─── Supplied entries ───
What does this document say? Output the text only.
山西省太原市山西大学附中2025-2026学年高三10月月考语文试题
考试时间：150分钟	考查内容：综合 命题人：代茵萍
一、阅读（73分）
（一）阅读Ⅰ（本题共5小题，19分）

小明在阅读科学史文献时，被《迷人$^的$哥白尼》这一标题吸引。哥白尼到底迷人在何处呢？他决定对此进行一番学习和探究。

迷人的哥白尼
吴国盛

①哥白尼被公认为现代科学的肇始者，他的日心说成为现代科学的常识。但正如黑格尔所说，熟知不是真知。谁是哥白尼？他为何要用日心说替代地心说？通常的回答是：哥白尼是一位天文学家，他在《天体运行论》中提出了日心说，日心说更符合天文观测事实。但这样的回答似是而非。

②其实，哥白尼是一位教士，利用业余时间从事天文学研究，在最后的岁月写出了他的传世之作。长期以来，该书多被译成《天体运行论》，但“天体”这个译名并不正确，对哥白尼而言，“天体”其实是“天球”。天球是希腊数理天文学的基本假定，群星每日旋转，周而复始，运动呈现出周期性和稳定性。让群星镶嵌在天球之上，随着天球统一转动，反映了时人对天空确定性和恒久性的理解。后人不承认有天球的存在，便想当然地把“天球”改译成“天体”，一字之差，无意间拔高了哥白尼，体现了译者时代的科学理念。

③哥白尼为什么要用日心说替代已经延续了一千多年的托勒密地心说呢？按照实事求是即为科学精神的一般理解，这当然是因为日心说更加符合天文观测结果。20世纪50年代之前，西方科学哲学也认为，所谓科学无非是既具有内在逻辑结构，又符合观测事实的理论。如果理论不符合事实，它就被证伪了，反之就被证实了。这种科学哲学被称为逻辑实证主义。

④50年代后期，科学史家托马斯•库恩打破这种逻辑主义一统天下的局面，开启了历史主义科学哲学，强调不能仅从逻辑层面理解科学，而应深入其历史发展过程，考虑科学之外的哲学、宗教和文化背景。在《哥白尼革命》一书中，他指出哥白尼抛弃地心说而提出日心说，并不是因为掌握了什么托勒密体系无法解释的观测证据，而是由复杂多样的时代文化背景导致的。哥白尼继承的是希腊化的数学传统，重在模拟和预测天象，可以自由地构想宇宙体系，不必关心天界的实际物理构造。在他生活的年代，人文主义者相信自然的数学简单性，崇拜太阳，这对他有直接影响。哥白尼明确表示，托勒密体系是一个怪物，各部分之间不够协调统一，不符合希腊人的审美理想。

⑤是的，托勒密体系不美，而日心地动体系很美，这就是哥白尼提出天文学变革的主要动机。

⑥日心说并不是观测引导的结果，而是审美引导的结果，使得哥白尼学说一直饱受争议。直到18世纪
───
- **Task description**
Go through the listing and print each line exactly as it appears.

- **The result**
What does this document say? Output the text only.
山西省太原市山西大学附中2025-2026学年高三10月月考语文试题
考试时间：150分钟	考查内容：综合 命题人：代茵萍
一、阅读（73分）
（一）阅读Ⅰ（本题共5小题，19分）

小明在阅读科学史文献时，被《迷人$^的$哥白尼》这一标题吸引。哥白尼到底迷人在何处呢？他决定对此进行一番学习和探究。

迷人的哥白尼
吴国盛

①哥白尼被公认为现代科学的肇始者，他的日心说成为现代科学的常识。但正如黑格尔所说，熟知不是真知。谁是哥白尼？他为何要用日心说替代地心说？通常的回答是：哥白尼是一位天文学家，他在《天体运行论》中提出了日心说，日心说更符合天文观测事实。但这样的回答似是而非。

②其实，哥白尼是一位教士，利用业余时间从事天文学研究，在最后的岁月写出了他的传世之作。长期以来，该书多被译成《天体运行论》，但“天体”这个译名并不正确，对哥白尼而言，“天体”其实是“天球”。天球是希腊数理天文学的基本假定，群星每日旋转，周而复始，运动呈现出周期性和稳定性。让群星镶嵌在天球之上，随着天球统一转动，反映了时人对天空确定性和恒久性的理解。后人不承认有天球的存在，便想当然地把“天球”改译成“天体”，一字之差，无意间拔高了哥白尼，体现了译者时代的科学理念。

③哥白尼为什么要用日心说替代已经延续了一千多年的托勒密地心说呢？按照实事求是即为科学精神的一般理解，这当然是因为日心说更加符合天文观测结果。20世纪50年代之前，西方科学哲学也认为，所谓科学无非是既具有内在逻辑结构，又符合观测事实的理论。如果理论不符合事实，它就被证伪了，反之就被证实了。这种科学哲学被称为逻辑实证主义。

④50年代后期，科学史家托马斯•库恩打破这种逻辑主义一统天下的局面，开启了历史主义科学哲学，强调不能仅从逻辑层面理解科学，而应深入其历史发展过程，考虑科学之外的哲学、宗教和文化背景。在《哥白尼革命》一书中，他指出哥白尼抛弃地心说而提出日心说，并不是因为掌握了什么托勒密体系无法解释的观测证据，而是由复杂多样的时代文化背景导致的。哥白尼继承的是希腊化的数学传统，重在模拟和预测天象，可以自由地构想宇宙体系，不必关心天界的实际物理构造。在他生活的年代，人文主义者相信自然的数学简单性，崇拜太阳，这对他有直接影响。哥白尼明确表示，托勒密体系是一个怪物，各部分之间不够协调统一，不符合希腊人的审美理想。

⑤是的，托勒密体系不美，而日心地动体系很美，这就是哥白尼提出天文学变革的主要动机。

⑥日心说并不是观测引导的结果，而是审美引导的结果，使得哥白尼学说一直饱受争议。直到18世纪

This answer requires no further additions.